### Given request 1
Answer each question from the ITAT Delhi ruling on interest subsidy and book profits below:
(a) What amount of excise refund did the assessee receive?
(b) Which High Court decided the case of B&B Infratech Ltd. vs. Income Tax Officers?
(c) What business is the assessee company engaged in?
### Given request 2
Pick up the ITAT Delhi ruling on interest subsidy and book profits below, and keep writing it from its last sentence onward.

ITAT Delhi held that as receipt of an interest subsidy received under the scheme is not income at all and hence the same has to be excluded while computing book profits under section 115JB of the Income Tax Act.
Facts-

The assessee company is having a unit in Jammu & Kashmir on which deduction u/s 80IC has been claimed. During the assessment proceedings, AO gathered that the assessee has received an excise refund amounting to Rs. 6,76,32,413/- and an interest subsidy amounting to Rs. 32,77,053/- which have been claimed as capital receipts.

AO held that the scheme of Section 115JB of the act does not permit for exclusion of capital receipts (excise refund and interest subsidy) as done by the assessee while computing the book profits for Section 115JB of the Act and accordingly recomputed the profit for Section 115JB of the Act at Rs. 12,20,88,089/-.

Conclusion-

Hon’ble Karnataka High Court in the case of B&B Infratech Ltd. vs. Income Tax Officers has held that provisions of Section 115JB are a complete code in itself and the increase or reduction of income is permissible only to the extent provided under the explanation to the said section.

Held that since a receipt is not like income at all, it cannot be included in book profit for computation u/s 115JB and held that interest in power subsidy under the scheme has to be excluded while computing book profits u/s 115JB.

FULL TEXT OF THE ORDER OF ITAT DELHI

The appeal has been filed by the Assessee against order dated 22.09.2017 in appeal no. 251/16-17, New Delhi in assessment year 2014-15 passed by Commissioner of Income Tax (Appeals)- 35, New Delhi (hereinafter referred to as the First Appellate Authority or in short ‘Ld. F.A.A.’) in regard to the appeal before it arising out of assessment order dated 16/11/2016 u/s 143(3) of the Income Tax Act, 1961 passed by ACIT, Special Range-04, New Delhi (hereinafter referred to as the Assessing Officer ‘AO’).

2. The facts in brief are the assessee company is engaged in the business of manufacturing of agro chemicals, pesticides etc. The assessee company is having a unit in Jammu & Kashmir on which deduction u/s 80IC has been claimed. During the assessment proceedings, Ld AO gathered that the assessee has received excise refund amounting to Rs. 6,76,32,413/- and interest subsidy amounting to Rs. 32,77,053/- which have been claimed as capital receipts. The assessee submitted that these incentives were given with the objects to achieve development of industries and generation of employment in the specified areas of Jammu & Kashmir. The assessee further submitted that the issue regarding the nature of these receipt has been examined by the Hon’ble High Court of Jammu & Kashmir in the case of Shri Balaji Alloys wherein the Hon’ble High Court has held that these receipts nature because the purpose of these incentives is for creating the avenues for The assessee accordingly submitted that these incentives are capital receipt and the same has also been accepted by the Department in the assessment year 2013-14.

### Information shown
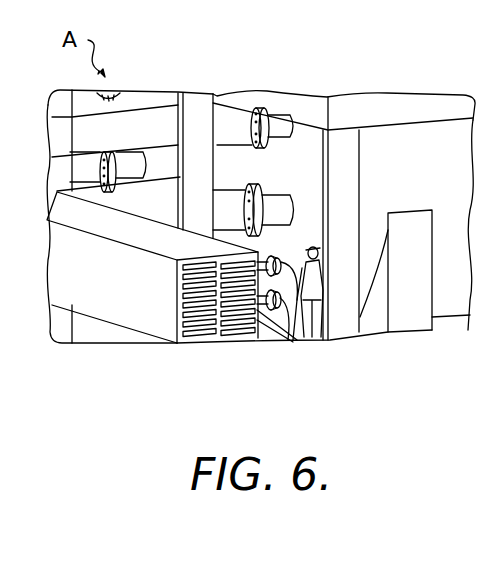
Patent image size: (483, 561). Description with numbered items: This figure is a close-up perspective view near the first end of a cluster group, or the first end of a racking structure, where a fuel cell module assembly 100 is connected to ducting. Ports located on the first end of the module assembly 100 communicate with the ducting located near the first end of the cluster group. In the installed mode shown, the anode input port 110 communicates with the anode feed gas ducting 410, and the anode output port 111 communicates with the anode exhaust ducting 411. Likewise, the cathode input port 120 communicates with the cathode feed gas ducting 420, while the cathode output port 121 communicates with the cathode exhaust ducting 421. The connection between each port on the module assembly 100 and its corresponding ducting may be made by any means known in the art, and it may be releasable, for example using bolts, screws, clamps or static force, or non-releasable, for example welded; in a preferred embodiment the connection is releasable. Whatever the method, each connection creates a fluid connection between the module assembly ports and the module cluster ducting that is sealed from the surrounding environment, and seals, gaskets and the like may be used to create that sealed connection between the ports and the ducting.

The module assembly 100 is at (410, 150).
The anode input port 110 is at (295, 343).
The anode output port 111 is at (280, 346).
The cathode input port 120 is at (278, 120).
The cathode output port 121 is at (283, 205).
The anode feed gas ducting 410 is at (260, 284).
The anode exhaust ducting 411 is at (270, 340).
The cathode feed gas ducting 420 is at (232, 112).
The cathode exhaust ducting 421 is at (228, 185).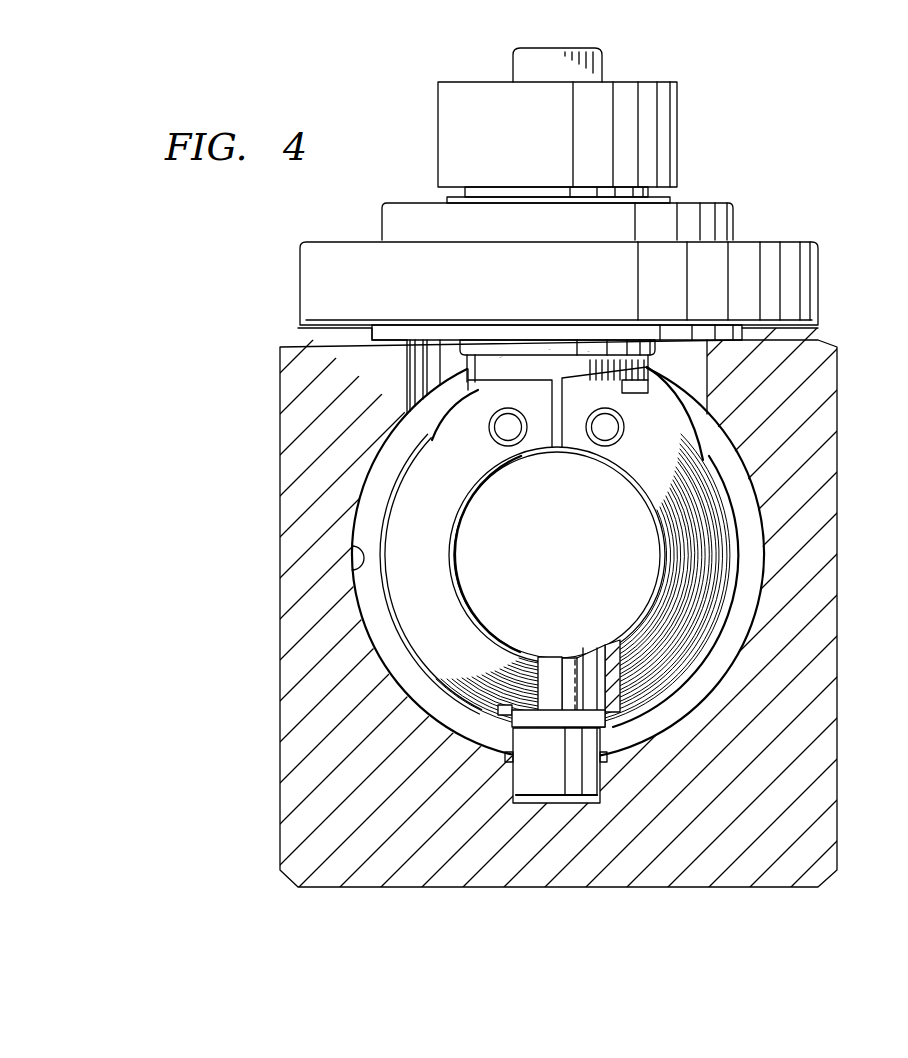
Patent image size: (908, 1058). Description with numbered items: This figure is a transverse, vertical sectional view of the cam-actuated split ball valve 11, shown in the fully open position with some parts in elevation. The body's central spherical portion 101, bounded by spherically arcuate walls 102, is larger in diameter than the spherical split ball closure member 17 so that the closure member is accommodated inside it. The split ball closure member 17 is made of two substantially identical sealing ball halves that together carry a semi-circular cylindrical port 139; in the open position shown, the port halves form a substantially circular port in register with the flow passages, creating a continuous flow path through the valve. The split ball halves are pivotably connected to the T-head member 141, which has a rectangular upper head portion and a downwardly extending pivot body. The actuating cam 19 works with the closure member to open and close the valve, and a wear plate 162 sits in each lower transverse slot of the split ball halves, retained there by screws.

The cam-actuated split ball valve 11 is at (241, 294).
The central spherical portion 101 is at (355, 558).
The spherically arcuate walls 102 is at (372, 497).
The T-head member 141 is at (479, 372).
The split ball closure member 17 is at (443, 582).
The semi-circular cylindrical port 139 is at (458, 553).
The actuating cam 19 is at (550, 659).
The wear plate 162 is at (600, 644).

### Exercise response 1
(a) Rs. 6,76,32,413/-
(b) The Karnataka High Court
(c) Manufacturing agro chemicals, pesticides, etc.

### Exercise response 2
3. The Ld. AO held that the scheme of Section 115JB does not permit for exclusion of capital receipts (excise refund and interest subsidy) as done by the assessee while computing the book profits for the purpose of Section 115JB of the Act and accordingly recomputed the profit for the purpose of Section 115JB of the Act at Rs. 12,20,88,089/-.

4. The Ld. CIT(A) observed in para no. 4.3.3. as follows :-

“4.3.3 The submissions of the appellant, the case laws cited and the relevant orders have been considered. The appellant is engaged in the business of manufacturing of Agro Chemical, Insecticides and set-up manufacturing unit (‘unit’) at Samba in the state of Jammu & Kashmir. The said unit being in a notified area is entitled for the benefit of excise duty refund in accordance with the Excise Notification Nos.56/57, dated 14/11/2002 issued by the Central Excise Department, under the scheme/policy of the Government of India, Ministry of Commerce & Industry. The Appellant has submitted that the Company had stated in the Notes forming part of accounts that the said receipts is not includible for computing book profit u/s 115JB of the Act, even though it is credited to Profit and Loss account. The Appellant further contended that the Appellant company has rightly reduced ‘ Capital Receipts’ of Rs. 7,08,09,466/- for working out Book Profit since the same is completely exempt from Income Tax.

It is seen that these incentives has been credited by the Appellant Company to the P&L account. While filing the return of income, the Appellant Company has excluded these incentives from the book profit by claiming as exempt. The AO has discussed in detail the reasons for the addition and it is clearly established that the scheme of section 115JB does not permit for exclusion of capital receipt (excise refund and interest subsidy) as done by the Appellant Company while computing the book profit for the purpose of section 115JB of the Act. The case laws relied upon by the Appellant have been considered and are distinguishable in facts. Hence, there is no reason to interfere with the AO’s order on this issue.

Book profit for the purpose of section 115JB as assessed by the AO at Rs. 12,20,88,089/- is upheld. Appeal on this ground is dismissed.

5. Now assessee is in appeal raising following grounds :-

“1. That on the facts and circumstances of the case, the Ld. CIT(A)-35, New Delhi, has erred both in law and on the facts of the case in confirming the book profit assessed/worked out by the Ld. AO which is bad in law, illegal, unjustified, uncalled for and arbitrary and as such liable to be set-aside.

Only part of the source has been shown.